**EXERCISE OBJECTIVE**
Repeat the data verbatim.

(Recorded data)
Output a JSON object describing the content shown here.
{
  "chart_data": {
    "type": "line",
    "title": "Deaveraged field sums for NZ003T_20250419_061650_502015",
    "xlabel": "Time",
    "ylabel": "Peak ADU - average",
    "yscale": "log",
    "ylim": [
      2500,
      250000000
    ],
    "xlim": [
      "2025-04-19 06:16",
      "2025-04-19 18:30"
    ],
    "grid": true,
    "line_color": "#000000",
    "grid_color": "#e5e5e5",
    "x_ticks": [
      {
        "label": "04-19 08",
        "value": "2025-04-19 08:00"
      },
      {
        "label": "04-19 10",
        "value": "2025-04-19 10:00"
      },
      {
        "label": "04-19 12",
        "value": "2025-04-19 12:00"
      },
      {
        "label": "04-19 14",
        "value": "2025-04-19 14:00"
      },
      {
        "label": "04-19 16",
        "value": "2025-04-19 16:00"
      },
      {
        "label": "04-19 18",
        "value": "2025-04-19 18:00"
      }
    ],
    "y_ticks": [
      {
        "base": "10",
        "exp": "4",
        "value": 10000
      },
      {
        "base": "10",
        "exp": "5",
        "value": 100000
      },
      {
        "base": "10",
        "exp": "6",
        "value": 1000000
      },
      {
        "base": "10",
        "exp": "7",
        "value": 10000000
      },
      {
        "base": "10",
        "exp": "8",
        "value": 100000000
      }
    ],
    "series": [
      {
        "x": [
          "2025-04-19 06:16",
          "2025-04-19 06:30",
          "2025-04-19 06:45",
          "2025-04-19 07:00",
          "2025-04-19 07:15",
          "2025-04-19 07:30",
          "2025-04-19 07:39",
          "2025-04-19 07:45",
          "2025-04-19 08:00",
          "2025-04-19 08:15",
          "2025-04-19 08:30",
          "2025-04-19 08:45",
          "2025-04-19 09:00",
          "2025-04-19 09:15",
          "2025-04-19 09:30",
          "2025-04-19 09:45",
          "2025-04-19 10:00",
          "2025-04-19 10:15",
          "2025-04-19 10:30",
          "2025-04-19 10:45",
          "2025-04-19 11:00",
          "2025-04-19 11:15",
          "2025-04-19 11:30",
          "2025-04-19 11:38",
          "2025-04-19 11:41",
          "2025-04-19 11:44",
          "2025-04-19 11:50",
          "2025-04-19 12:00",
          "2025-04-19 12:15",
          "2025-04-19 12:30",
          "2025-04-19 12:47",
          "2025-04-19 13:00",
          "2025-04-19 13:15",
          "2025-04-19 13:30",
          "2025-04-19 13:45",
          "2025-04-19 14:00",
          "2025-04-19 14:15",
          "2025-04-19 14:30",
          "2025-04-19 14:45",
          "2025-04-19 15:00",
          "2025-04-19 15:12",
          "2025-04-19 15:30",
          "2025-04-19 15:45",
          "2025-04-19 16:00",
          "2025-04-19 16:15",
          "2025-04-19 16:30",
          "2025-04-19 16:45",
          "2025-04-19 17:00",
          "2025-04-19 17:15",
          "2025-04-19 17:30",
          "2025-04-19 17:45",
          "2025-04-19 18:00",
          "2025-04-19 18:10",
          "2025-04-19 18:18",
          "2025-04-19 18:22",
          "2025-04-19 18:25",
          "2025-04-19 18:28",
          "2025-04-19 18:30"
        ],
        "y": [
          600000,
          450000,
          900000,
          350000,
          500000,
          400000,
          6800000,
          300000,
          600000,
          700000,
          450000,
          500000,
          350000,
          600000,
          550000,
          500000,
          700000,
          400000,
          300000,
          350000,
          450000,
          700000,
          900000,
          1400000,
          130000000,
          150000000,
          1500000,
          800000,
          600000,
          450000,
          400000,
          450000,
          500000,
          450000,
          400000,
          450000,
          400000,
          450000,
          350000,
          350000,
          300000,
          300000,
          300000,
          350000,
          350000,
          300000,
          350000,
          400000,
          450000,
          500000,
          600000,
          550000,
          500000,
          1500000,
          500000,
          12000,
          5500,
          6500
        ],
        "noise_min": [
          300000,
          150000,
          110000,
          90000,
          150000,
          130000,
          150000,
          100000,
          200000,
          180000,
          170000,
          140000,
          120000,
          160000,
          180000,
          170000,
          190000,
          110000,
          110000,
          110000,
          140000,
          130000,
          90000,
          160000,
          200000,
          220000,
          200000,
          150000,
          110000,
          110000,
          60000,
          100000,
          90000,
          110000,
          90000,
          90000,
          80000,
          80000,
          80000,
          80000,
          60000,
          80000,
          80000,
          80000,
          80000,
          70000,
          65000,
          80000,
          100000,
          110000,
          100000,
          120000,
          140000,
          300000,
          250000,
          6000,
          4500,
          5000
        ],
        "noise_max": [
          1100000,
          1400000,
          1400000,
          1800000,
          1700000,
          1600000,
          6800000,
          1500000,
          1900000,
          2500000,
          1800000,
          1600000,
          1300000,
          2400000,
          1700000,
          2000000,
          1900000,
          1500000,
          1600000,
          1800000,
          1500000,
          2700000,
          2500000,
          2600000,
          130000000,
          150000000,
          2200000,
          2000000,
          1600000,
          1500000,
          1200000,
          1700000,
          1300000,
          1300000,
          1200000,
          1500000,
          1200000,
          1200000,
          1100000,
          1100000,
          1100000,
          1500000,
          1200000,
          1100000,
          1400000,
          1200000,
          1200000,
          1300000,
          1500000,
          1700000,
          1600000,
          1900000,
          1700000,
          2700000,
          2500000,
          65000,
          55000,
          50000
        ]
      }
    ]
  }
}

**RESPONSE**
Output a JSON object describing the content shown here.
{
  "chart_data": {
    "type": "line",
    "title": "Deaveraged field sums for NZ003T_20250419_061650_502015",
    "xlabel": "Time",
    "ylabel": "Peak ADU - average",
    "yscale": "log",
    "ylim": [
      2500,
      250000000
    ],
    "xlim": [
      "2025-04-19 06:16",
      "2025-04-19 18:30"
    ],
    "grid": true,
    "line_color": "#000000",
    "grid_color": "#e5e5e5",
    "x_ticks": [
      {
        "label": "04-19 08",
        "value": "2025-04-19 08:00"
      },
      {
        "label": "04-19 10",
        "value": "2025-04-19 10:00"
      },
      {
        "label": "04-19 12",
        "value": "2025-04-19 12:00"
      },
      {
        "label": "04-19 14",
        "value": "2025-04-19 14:00"
      },
      {
        "label": "04-19 16",
        "value": "2025-04-19 16:00"
      },
      {
        "label": "04-19 18",
        "value": "2025-04-19 18:00"
      }
    ],
    "y_ticks": [
      {
        "base": "10",
        "exp": "4",
        "value": 10000
      },
      {
        "base": "10",
        "exp": "5",
        "value": 100000
      },
      {
        "base": "10",
        "exp": "6",
        "value": 1000000
      },
      {
        "base": "10",
        "exp": "7",
        "value": 10000000
      },
      {
        "base": "10",
        "exp": "8",
        "value": 100000000
      }
    ],
    "series": [
      {
        "x": [
          "2025-04-19 06:16",
          "2025-04-19 06:30",
          "2025-04-19 06:45",
          "2025-04-19 07:00",
          "2025-04-19 07:15",
          "2025-04-19 07:30",
          "2025-04-19 07:39",
          "2025-04-19 07:45",
          "2025-04-19 08:00",
          "2025-04-19 08:15",
          "2025-04-19 08:30",
          "2025-04-19 08:45",
          "2025-04-19 09:00",
          "2025-04-19 09:15",
          "2025-04-19 09:30",
          "2025-04-19 09:45",
          "2025-04-19 10:00",
          "2025-04-19 10:15",
          "2025-04-19 10:30",
          "2025-04-19 10:45",
          "2025-04-19 11:00",
          "2025-04-19 11:15",
          "2025-04-19 11:30",
          "2025-04-19 11:38",
          "2025-04-19 11:41",
          "2025-04-19 11:44",
          "2025-04-19 11:50",
          "2025-04-19 12:00",
          "2025-04-19 12:15",
          "2025-04-19 12:30",
          "2025-04-19 12:47",
          "2025-04-19 13:00",
          "2025-04-19 13:15",
          "2025-04-19 13:30",
          "2025-04-19 13:45",
          "2025-04-19 14:00",
          "2025-04-19 14:15",
          "2025-04-19 14:30",
          "2025-04-19 14:45",
          "2025-04-19 15:00",
          "2025-04-19 15:12",
          "2025-04-19 15:30",
          "2025-04-19 15:45",
          "2025-04-19 16:00",
          "2025-04-19 16:15",
          "2025-04-19 16:30",
          "2025-04-19 16:45",
          "2025-04-19 17:00",
          "2025-04-19 17:15",
          "2025-04-19 17:30",
          "2025-04-19 17:45",
          "2025-04-19 18:00",
          "2025-04-19 18:10",
          "2025-04-19 18:18",
          "2025-04-19 18:22",
          "2025-04-19 18:25",
          "2025-04-19 18:28",
          "2025-04-19 18:30"
        ],
        "y": [
          600000,
          450000,
          900000,
          350000,
          500000,
          400000,
          6800000,
          300000,
          600000,
          700000,
          450000,
          500000,
          350000,
          600000,
          550000,
          500000,
          700000,
          400000,
          300000,
          350000,
          450000,
          700000,
          900000,
          1400000,
          130000000,
          150000000,
          1500000,
          800000,
          600000,
          450000,
          400000,
          450000,
          500000,
          450000,
          400000,
          450000,
          400000,
          450000,
          350000,
          350000,
          300000,
          300000,
          300000,
          350000,
          350000,
          300000,
          350000,
          400000,
          450000,
          500000,
          600000,
          550000,
          500000,
          1500000,
          500000,
          12000,
          5500,
          6500
        ],
        "noise_min": [
          300000,
          150000,
          110000,
          90000,
          150000,
          130000,
          150000,
          100000,
          200000,
          180000,
          170000,
          140000,
          120000,
          160000,
          180000,
          170000,
          190000,
          110000,
          110000,
          110000,
          140000,
          130000,
          90000,
          160000,
          200000,
          220000,
          200000,
          150000,
          110000,
          110000,
          60000,
          100000,
          90000,
          110000,
          90000,
          90000,
          80000,
          80000,
          80000,
          80000,
          60000,
          80000,
          80000,
          80000,
          80000,
          70000,
          65000,
          80000,
          100000,
          110000,
          100000,
          120000,
          140000,
          300000,
          250000,
          6000,
          4500,
          5000
        ],
        "noise_max": [
          1100000,
          1400000,
          1400000,
          1800000,
          1700000,
          1600000,
          6800000,
          1500000,
          1900000,
          2500000,
          1800000,
          1600000,
          1300000,
          2400000,
          1700000,
          2000000,
          1900000,
          1500000,
          1600000,
          1800000,
          1500000,
          2700000,
          2500000,
          2600000,
          130000000,
          150000000,
          2200000,
          2000000,
          1600000,
          1500000,
          1200000,
          1700000,
          1300000,
          1300000,
          1200000,
          1500000,
          1200000,
          1200000,
          1100000,
          1100000,
          1100000,
          1500000,
          1200000,
          1100000,
          1400000,
          1200000,
          1200000,
          1300000,
          1500000,
          1700000,
          1600000,
          1900000,
          1700000,
          2700000,
          2500000,
          65000,
          55000,
          50000
        ]
      }
    ]
  }
}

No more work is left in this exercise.